**Data excerpts**:

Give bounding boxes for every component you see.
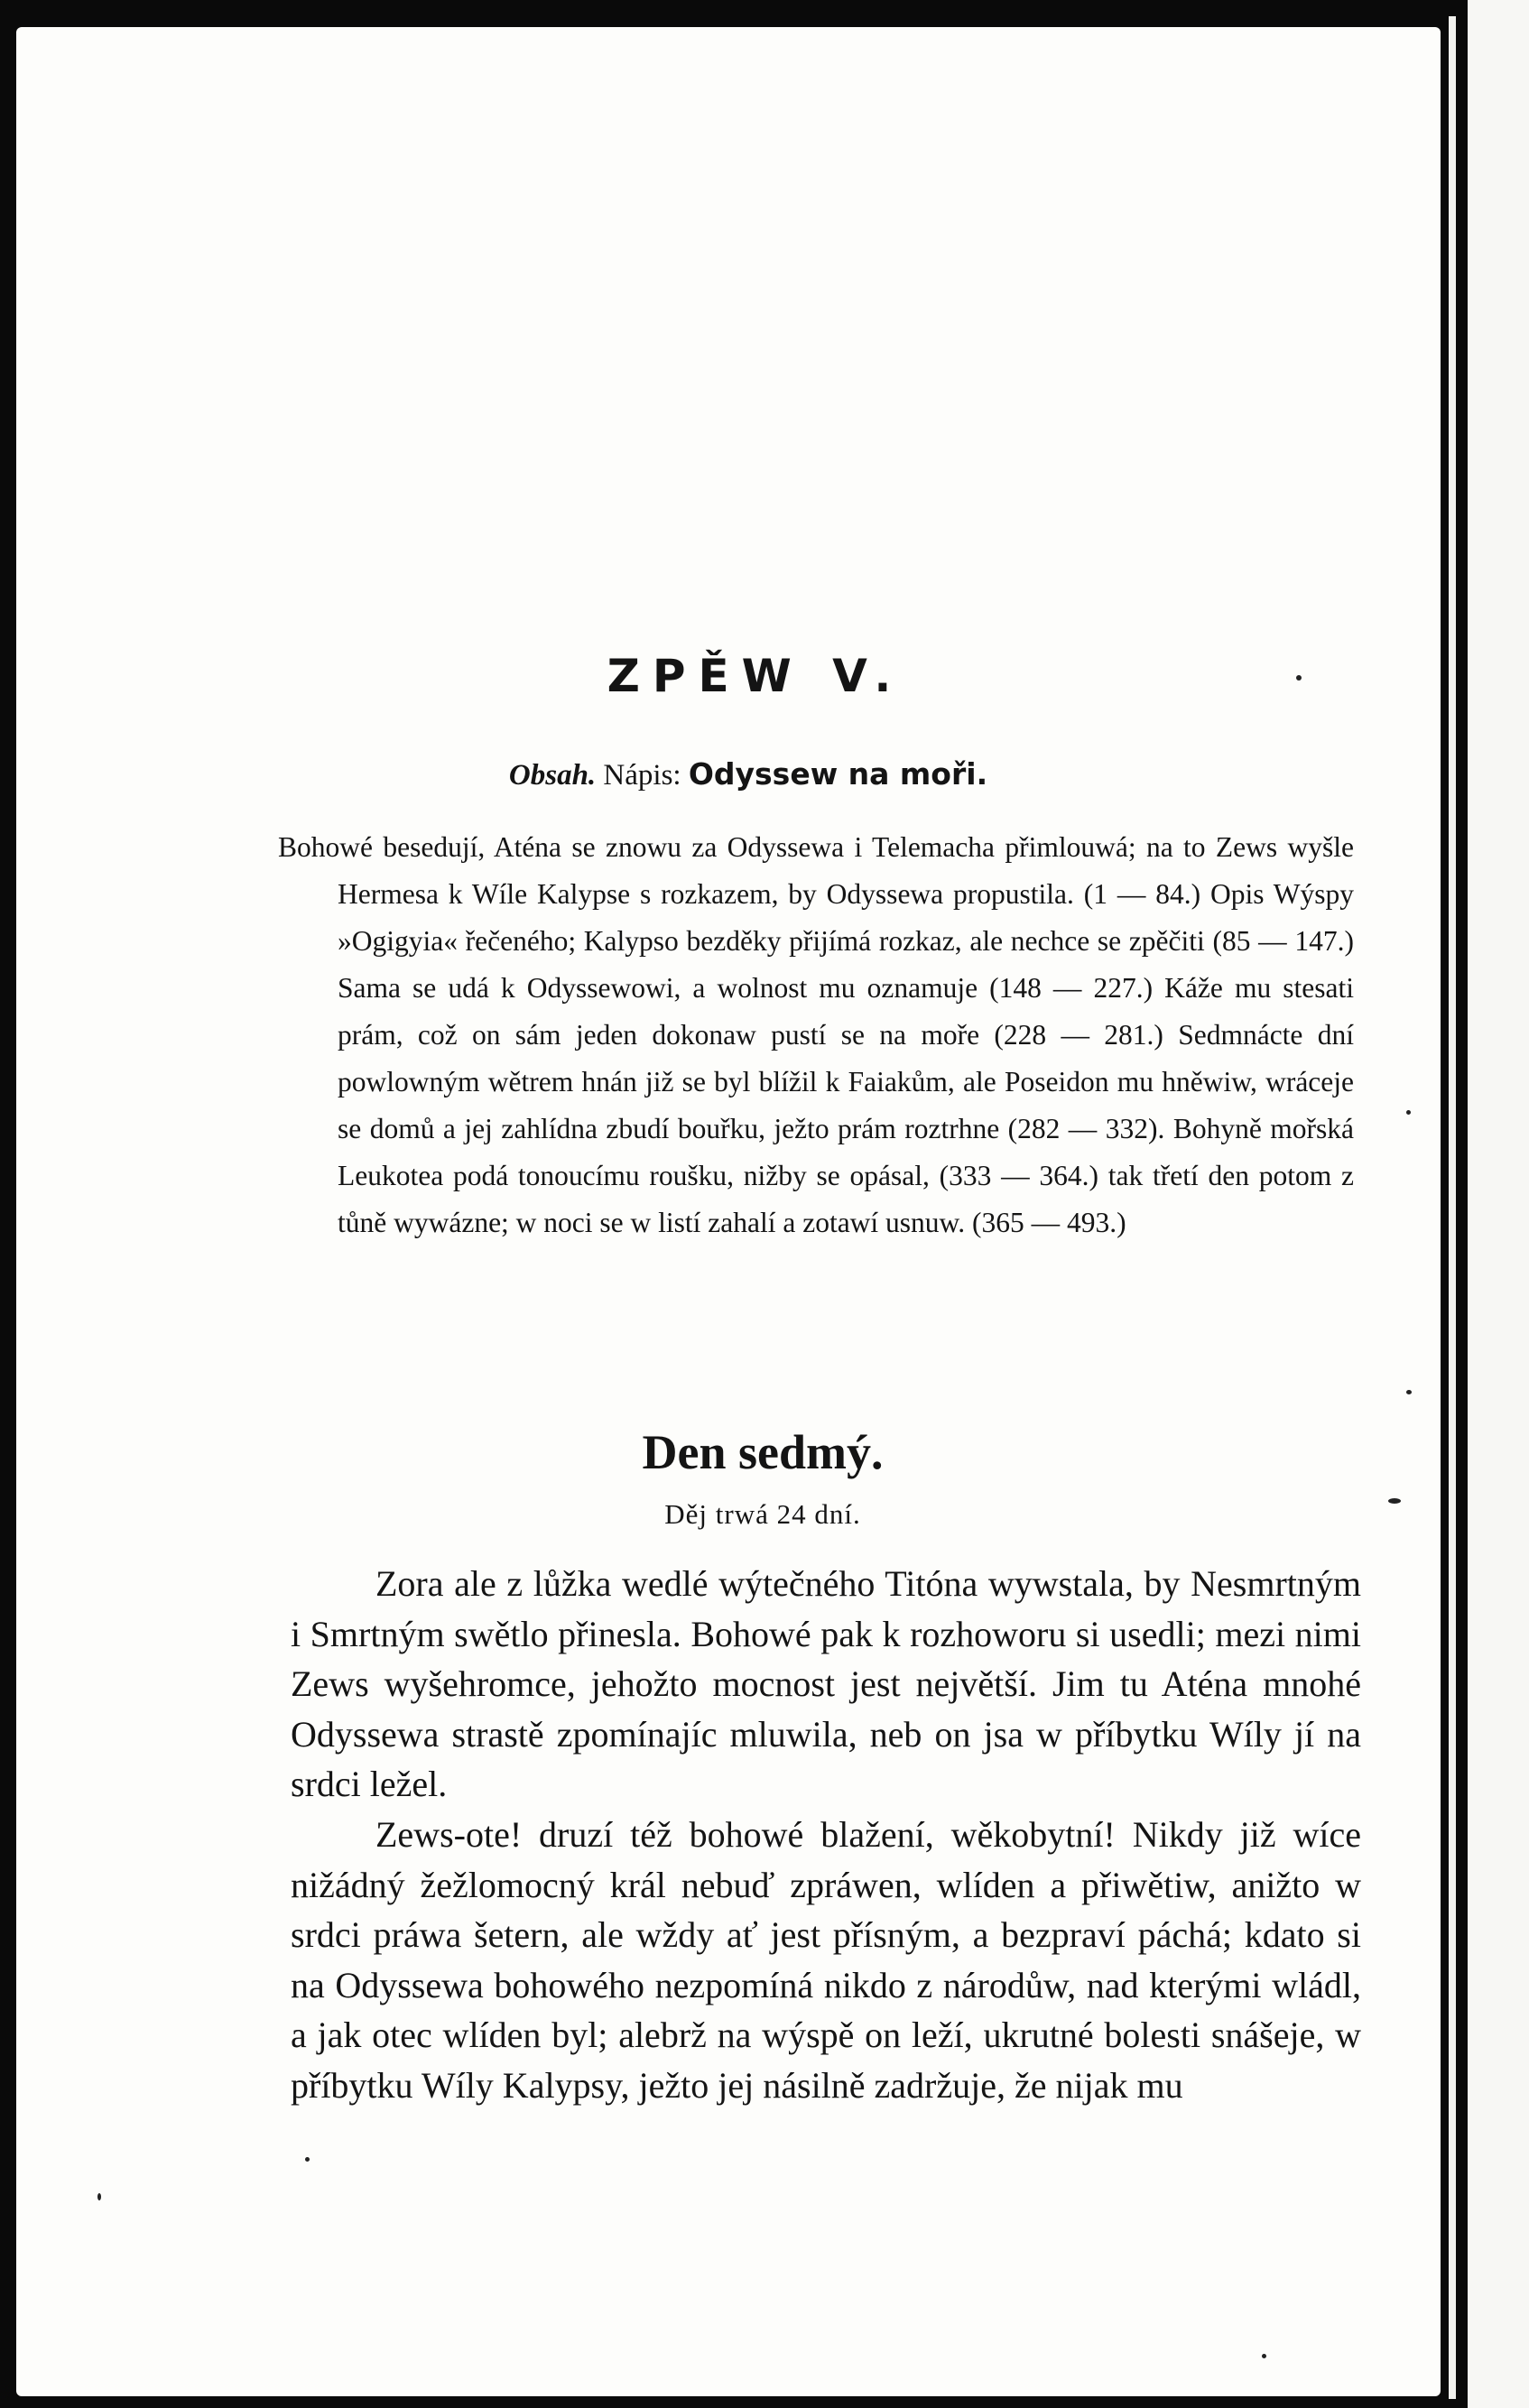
summary-text: Bohowé besedují, Aténa se znowu za Odyssewa i Telemacha přimlouwá; na to Zews wyšle Hermesa k Wíle Kalypse s rozkazem, by Odyssewa propustila. (1 — 84.) Opis Wýspy »Ogigyia« řečeného; Kalypso bezděky přijímá rozkaz, ale nechce se zpěčiti (85 — 147.) Sama se udá k Odyssewowi, a wolnost mu oznamuje (148 — 227.) Káže mu stesati prám, což on sám jeden dokonaw pustí se na moře (228 — 281.) Sedmnácte dní powlowným wětrem hnán již se byl blížil k Faiakům, ale Poseidon mu hněwiw, wráceje se domů a jej zahlídna zbudí bouřku, ježto prám roztrhne (282 — 332). Bohyně mořská Leukotea podá tonoucímu roušku, nižby se opásal, (333 — 364.) tak třetí den potom z tůně wywázne; w noci se w listí zahalí a zotawí usnuw. (365 — 493.) <box>278 831 1354 1238</box>
summary-title: Odyssew na moři. <box>688 756 988 792</box>
paragraph: Zora ale z lůžka wedlé wýtečného Titóna wywstala, by Nesmrtným i Smrtným swětlo přinesla. Bohowé pak k rozhoworu si usedli; mezi nimi Zews wyšehromce, jehožto mocnost jest největší. Jim tu Aténa mnohé Odyssewa strastě zpomínajíc mluwila, neb on jsa w příbytku Wíly jí na srdci ležel. <box>291 1563 1361 1805</box>
book-page <box>16 27 1441 2396</box>
summary-label: Obsah. <box>508 759 597 792</box>
adjacent-page <box>1468 0 1529 2408</box>
scan-speck <box>1406 1390 1412 1394</box>
page-content <box>16 27 1441 2396</box>
scan-speck <box>97 2193 101 2200</box>
scan-speck <box>1296 675 1302 681</box>
day-duration: Děj trwá 24 dní. <box>664 1498 861 1530</box>
day-title: Den sedmý. <box>642 1425 884 1479</box>
scan-speck <box>1262 2354 1266 2358</box>
summary-title-prefix: Nápis: <box>603 759 681 792</box>
summary-heading <box>36 756 1460 792</box>
scan-speck <box>1406 1110 1411 1115</box>
body-text <box>291 1559 1361 2111</box>
canto-title: ZPĚW V. <box>607 650 904 702</box>
paragraph: Zews-ote! druzí též bohowé blažení, wěkobytní! Nikdy již wíce nižádný žežlomocný král nebuď zpráwen, wlíden a přiwětiw, anižto w srdci práwa šetern, ale wždy ať jest přísným, a bezpraví páchá; kdato si na Odyssewa bohowého nezpomíná nikdo z národůw, nad kterými wládl, a jak otec wlíden byl; alebrž na wýspě on leží, ukrutné bolesti snášeje, w příbytku Wíly Kalypsy, ježto jej násilně zadržuje, že nijak mu <box>291 1813 1361 2106</box>
adjacent-page-edge <box>1449 16 1456 2399</box>
scan-speck <box>305 2157 310 2162</box>
scan-speck <box>1388 1498 1401 1504</box>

**Task prompt**: Can you render the lines as a JSON list of strings, one string per line with blank lines omitted? Begin at the line that contains "summary-text: Bohowé besedují, Aténa" and stop after the line that contains "canto-title: ZPĚW V.", including both.

**Correct answer**:
[
  "summary-text: Bohowé besedují, Aténa se znowu za Odyssewa i Telemacha přimlouwá; na to Zews wyšle Hermesa k Wíle Kalypse s rozkazem, by Odyssewa propustila. (1 — 84.) Opis Wýspy »Ogigyia« řečeného; Kalypso bezděky přijímá rozkaz, ale nechce se zpěčiti (85 — 147.) Sama se udá k Odyssewowi, a wolnost mu oznamuje (148 — 227.) Káže mu stesati prám, což on sám jeden dokonaw pustí se na moře (228 — 281.) Sedmnácte dní powlowným wětrem hnán již se byl blížil k Faiakům, ale Poseidon mu hněwiw, wráceje se domů a jej zahlídna zbudí bouřku, ježto prám roztrhne (282 — 332). Bohyně mořská Leukotea podá tonoucímu roušku, nižby se opásal, (333 — 364.) tak třetí den potom z tůně wywázne; w noci se w listí zahalí a zotawí usnuw. (365 — 493.) <box>278 831 1354 1238</box>",
  "summary-title: Odyssew na moři. <box>688 756 988 792</box>",
  "paragraph: Zora ale z lůžka wedlé wýtečného Titóna wywstala, by Nesmrtným i Smrtným swětlo přinesla. Bohowé pak k rozhoworu si usedli; mezi nimi Zews wyšehromce, jehožto mocnost jest největší. Jim tu Aténa mnohé Odyssewa strastě zpomínajíc mluwila, neb on jsa w příbytku Wíly jí na srdci ležel. <box>291 1563 1361 1805</box>",
  "book-page <box>16 27 1441 2396</box>",
  "summary-label: Obsah. <box>508 759 597 792</box>",
  "adjacent-page <box>1468 0 1529 2408</box>",
  "scan-speck <box>1406 1390 1412 1394</box>",
  "page-content <box>16 27 1441 2396</box>",
  "scan-speck <box>97 2193 101 2200</box>",
  "scan-speck <box>1296 675 1302 681</box>",
  "day-duration: Děj trwá 24 dní. <box>664 1498 861 1530</box>",
  "day-title: Den sedmý. <box>642 1425 884 1479</box>",
  "scan-speck <box>1262 2354 1266 2358</box>",
  "summary-title-prefix: Nápis: <box>603 759 681 792</box>",
  "summary-heading <box>36 756 1460 792</box>",
  "scan-speck <box>1406 1110 1411 1115</box>",
  "body-text <box>291 1559 1361 2111</box>",
  "canto-title: ZPĚW V. <box>607 650 904 702</box>"
]